Problem statement → Every line of the data that contains the string "recruited" must be copied.
╭─ Given entries
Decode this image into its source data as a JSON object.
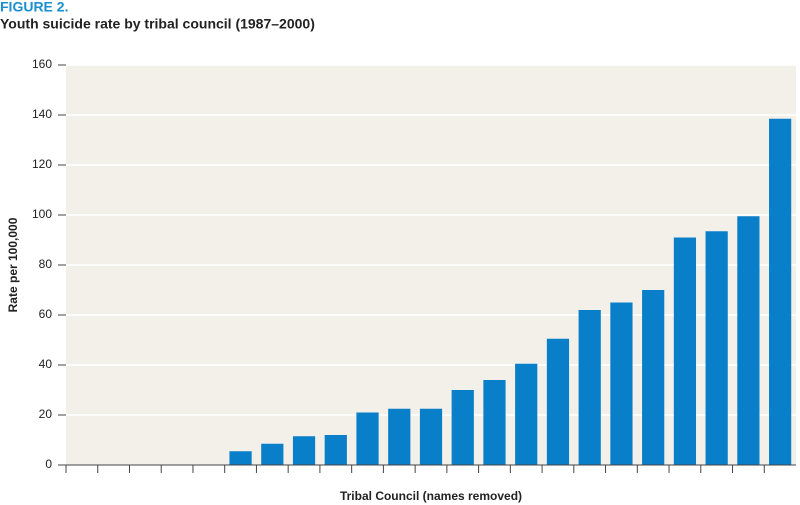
{
  "chart_data": {
    "type": "bar",
    "title": "FIGURE 2.",
    "subtitle": "Youth suicide rate by tribal council (1987–2000)",
    "x_label": "Tribal Council (names removed)",
    "y_label": "Rate per 100,000",
    "categories": [
      null,
      null,
      null,
      null,
      null,
      null,
      null,
      null,
      null,
      null,
      null,
      null,
      null,
      null,
      null,
      null,
      null,
      null,
      null,
      null,
      null,
      null,
      null
    ],
    "values": [
      0,
      0,
      0,
      0,
      0,
      5.5,
      8.5,
      11.5,
      12,
      21,
      22.5,
      22.5,
      30,
      34,
      40.5,
      50.5,
      62,
      65,
      70,
      91,
      93.5,
      99.5,
      138.5
    ],
    "color": "#0a7fc9",
    "ylim": [
      0,
      160
    ],
    "yticks": [
      0,
      20,
      40,
      60,
      80,
      100,
      120,
      140,
      160
    ],
    "grid": true
  }
}
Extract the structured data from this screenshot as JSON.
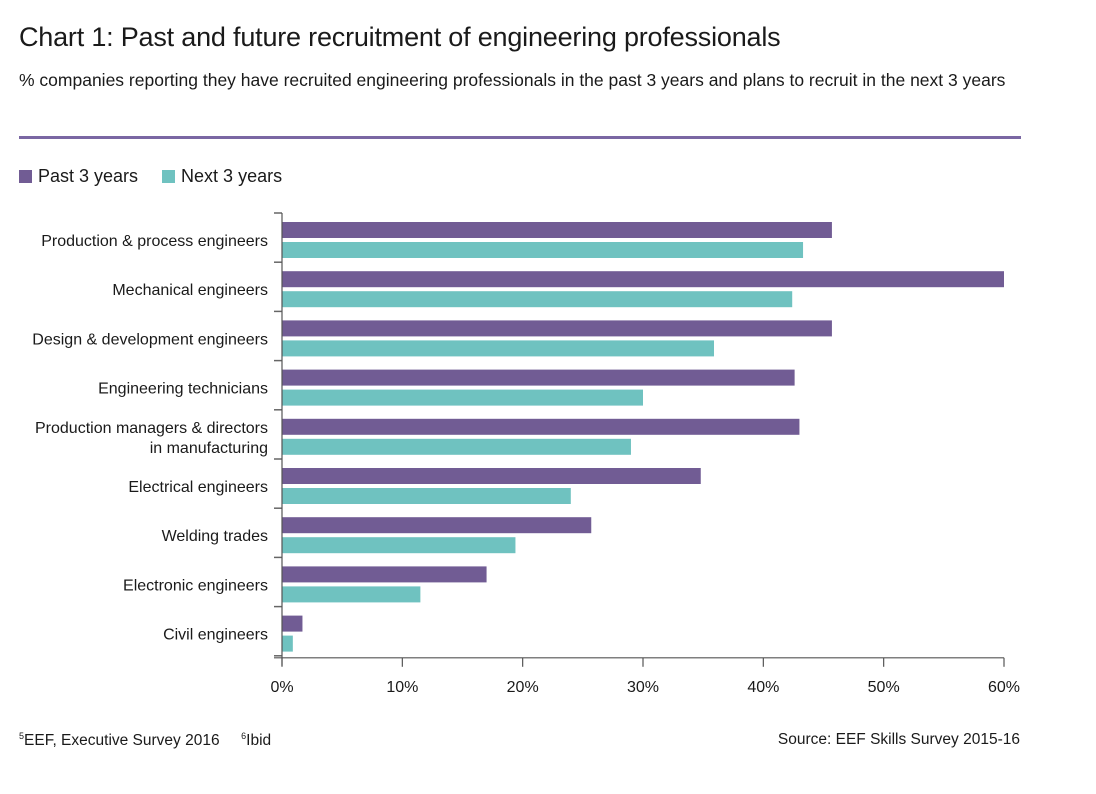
{
  "header": {
    "title": "Chart 1: Past and future recruitment of engineering professionals",
    "subtitle": "% companies reporting they have recruited engineering professionals in the past 3 years and plans to recruit in the next 3 years"
  },
  "colors": {
    "past": "#715c94",
    "next": "#6fc2c0",
    "rule": "#7a67a3",
    "axis": "#555555"
  },
  "footer": {
    "footnote1_mark": "5",
    "footnote1_text": "EEF, Executive Survey 2016",
    "footnote2_mark": "6",
    "footnote2_text": "Ibid",
    "source": "Source: EEF Skills Survey 2015-16"
  },
  "chart_data": {
    "type": "bar",
    "orientation": "horizontal",
    "title": "Chart 1: Past and future recruitment of engineering professionals",
    "subtitle": "% companies reporting they have recruited engineering professionals in the past 3 years and plans to recruit in the next 3 years",
    "xlabel": "",
    "ylabel": "",
    "xlim": [
      0,
      60
    ],
    "xticks": [
      0,
      10,
      20,
      30,
      40,
      50,
      60
    ],
    "xtick_labels": [
      "0%",
      "10%",
      "20%",
      "30%",
      "40%",
      "50%",
      "60%"
    ],
    "grid": false,
    "legend_position": "top-left",
    "categories": [
      [
        "Production & process engineers"
      ],
      [
        "Mechanical engineers"
      ],
      [
        "Design & development engineers"
      ],
      [
        "Engineering technicians"
      ],
      [
        "Production managers & directors",
        "in manufacturing"
      ],
      [
        "Electrical engineers"
      ],
      [
        "Welding trades"
      ],
      [
        "Electronic engineers"
      ],
      [
        "Civil engineers"
      ]
    ],
    "series": [
      {
        "name": "Past 3 years",
        "color": "#715c94",
        "values": [
          45.7,
          60.0,
          45.7,
          42.6,
          43.0,
          34.8,
          25.7,
          17.0,
          1.7
        ]
      },
      {
        "name": "Next 3 years",
        "color": "#6fc2c0",
        "values": [
          43.3,
          42.4,
          35.9,
          30.0,
          29.0,
          24.0,
          19.4,
          11.5,
          0.9
        ]
      }
    ]
  }
}
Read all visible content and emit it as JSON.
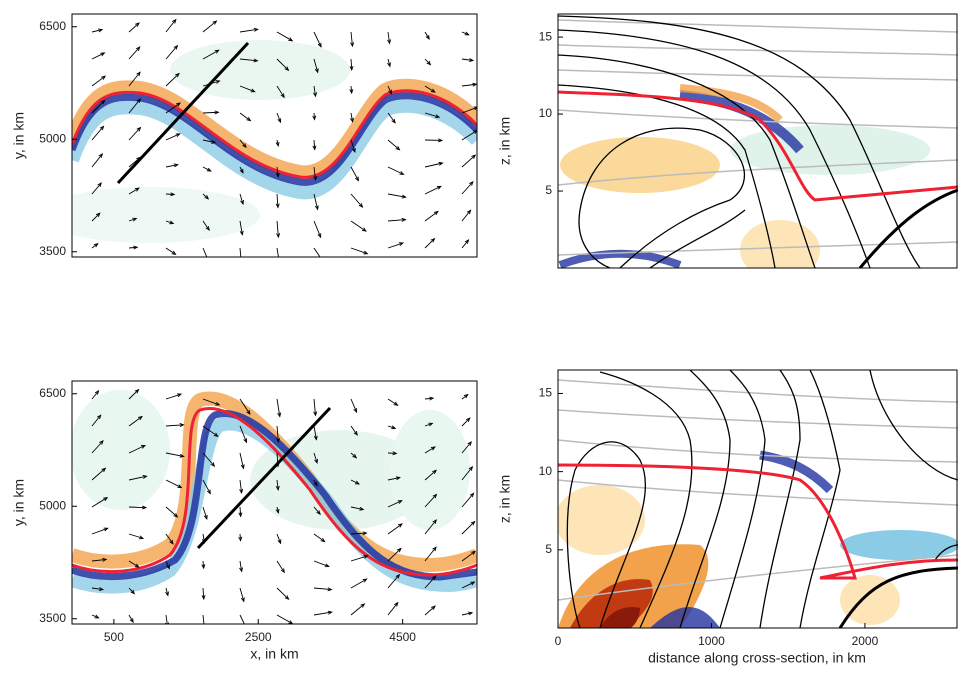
{
  "chart_data": [
    {
      "type": "contour",
      "ylabel": "y, in km",
      "xlim": [
        -80,
        5530
      ],
      "ylim": [
        3430,
        6670
      ],
      "yticks": [
        3500,
        5000,
        6500
      ]
    },
    {
      "type": "contour",
      "ylabel": "z, in km",
      "xlim": [
        0,
        2600
      ],
      "ylim": [
        0,
        16.5
      ],
      "yticks": [
        5,
        10,
        15
      ]
    },
    {
      "type": "contour",
      "ylabel": "y, in km",
      "xlabel": "x, in km",
      "xlim": [
        -80,
        5530
      ],
      "ylim": [
        3430,
        6670
      ],
      "xticks": [
        500,
        2500,
        4500
      ],
      "yticks": [
        3500,
        5000,
        6500
      ]
    },
    {
      "type": "contour",
      "ylabel": "z, in km",
      "xlabel": "distance along cross-section, in km",
      "xlim": [
        0,
        2600
      ],
      "ylim": [
        0,
        16.5
      ],
      "xticks": [
        0,
        1000,
        2000
      ],
      "yticks": [
        5,
        10,
        15
      ]
    }
  ]
}
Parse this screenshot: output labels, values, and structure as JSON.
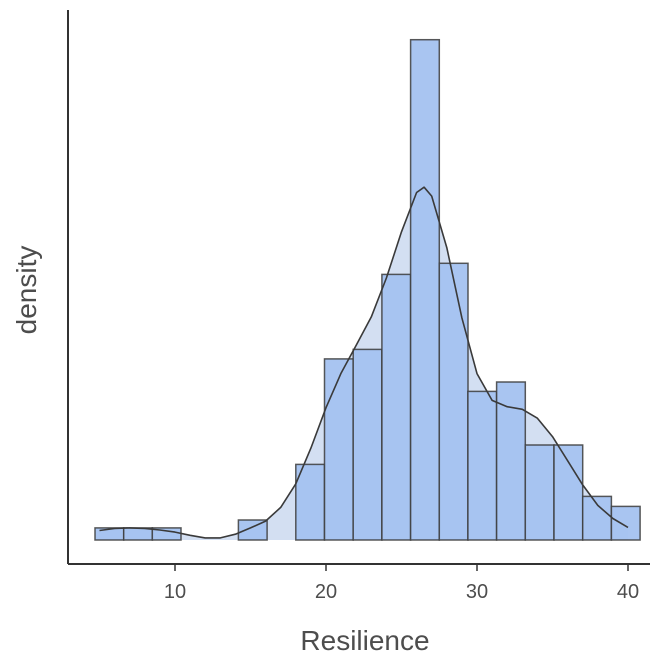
{
  "chart_data": {
    "type": "histogram",
    "xlabel": "Resilience",
    "ylabel": "density",
    "xlim": [
      4,
      41
    ],
    "ylim": [
      0,
      0.1
    ],
    "x_ticks": [
      10,
      20,
      30,
      40
    ],
    "bin_width": 1.9,
    "bins": [
      {
        "start": 4.7,
        "end": 6.6,
        "density": 0.0023
      },
      {
        "start": 6.6,
        "end": 8.5,
        "density": 0.0023
      },
      {
        "start": 8.5,
        "end": 10.4,
        "density": 0.0023
      },
      {
        "start": 10.4,
        "end": 12.3,
        "density": 0
      },
      {
        "start": 12.3,
        "end": 14.2,
        "density": 0
      },
      {
        "start": 14.2,
        "end": 16.1,
        "density": 0.0038
      },
      {
        "start": 16.1,
        "end": 18.0,
        "density": 0
      },
      {
        "start": 18.0,
        "end": 19.9,
        "density": 0.0144
      },
      {
        "start": 19.9,
        "end": 21.8,
        "density": 0.0345
      },
      {
        "start": 21.8,
        "end": 23.7,
        "density": 0.0363
      },
      {
        "start": 23.7,
        "end": 25.6,
        "density": 0.0506
      },
      {
        "start": 25.6,
        "end": 27.5,
        "density": 0.0953
      },
      {
        "start": 27.5,
        "end": 29.4,
        "density": 0.0527
      },
      {
        "start": 29.4,
        "end": 31.3,
        "density": 0.0283
      },
      {
        "start": 31.3,
        "end": 33.2,
        "density": 0.0301
      },
      {
        "start": 33.2,
        "end": 35.1,
        "density": 0.0181
      },
      {
        "start": 35.1,
        "end": 37.0,
        "density": 0.0181
      },
      {
        "start": 37.0,
        "end": 38.9,
        "density": 0.0083
      },
      {
        "start": 38.9,
        "end": 40.8,
        "density": 0.0064
      }
    ],
    "density_curve": {
      "x": [
        5,
        6,
        7,
        8,
        9,
        10,
        11,
        12,
        13,
        14,
        15,
        16,
        17,
        18,
        19,
        20,
        21,
        22,
        23,
        24,
        25,
        26,
        26.5,
        27,
        28,
        29,
        30,
        31,
        32,
        33,
        34,
        35,
        36,
        37,
        38,
        39,
        40
      ],
      "y": [
        0.0018,
        0.0022,
        0.0023,
        0.0022,
        0.0019,
        0.0015,
        0.0009,
        0.0004,
        0.0004,
        0.0011,
        0.0023,
        0.0036,
        0.0062,
        0.0107,
        0.0175,
        0.0252,
        0.0318,
        0.0371,
        0.0425,
        0.0499,
        0.0587,
        0.0662,
        0.0672,
        0.0655,
        0.0557,
        0.0423,
        0.0317,
        0.0266,
        0.0254,
        0.0249,
        0.0232,
        0.0197,
        0.0151,
        0.0105,
        0.0066,
        0.0041,
        0.0024
      ]
    },
    "colors": {
      "bar_fill": "#a4c2f0",
      "bar_stroke": "#3c3c3c",
      "curve_fill": "#d3dff2",
      "curve_stroke": "#3a3a3a",
      "axis": "#333333",
      "text": "#4d4d4d"
    },
    "grid": false,
    "legend": "none"
  }
}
╰─
Correct output →
    "subtitle": "% companies reporting they have recruited engineering professionals in the past 3 years and plans to recruit in the next 3 years"
    "subtitle": "% companies reporting they have recruited engineering professionals in the past 3 years and plans to recruit in the next 3 years",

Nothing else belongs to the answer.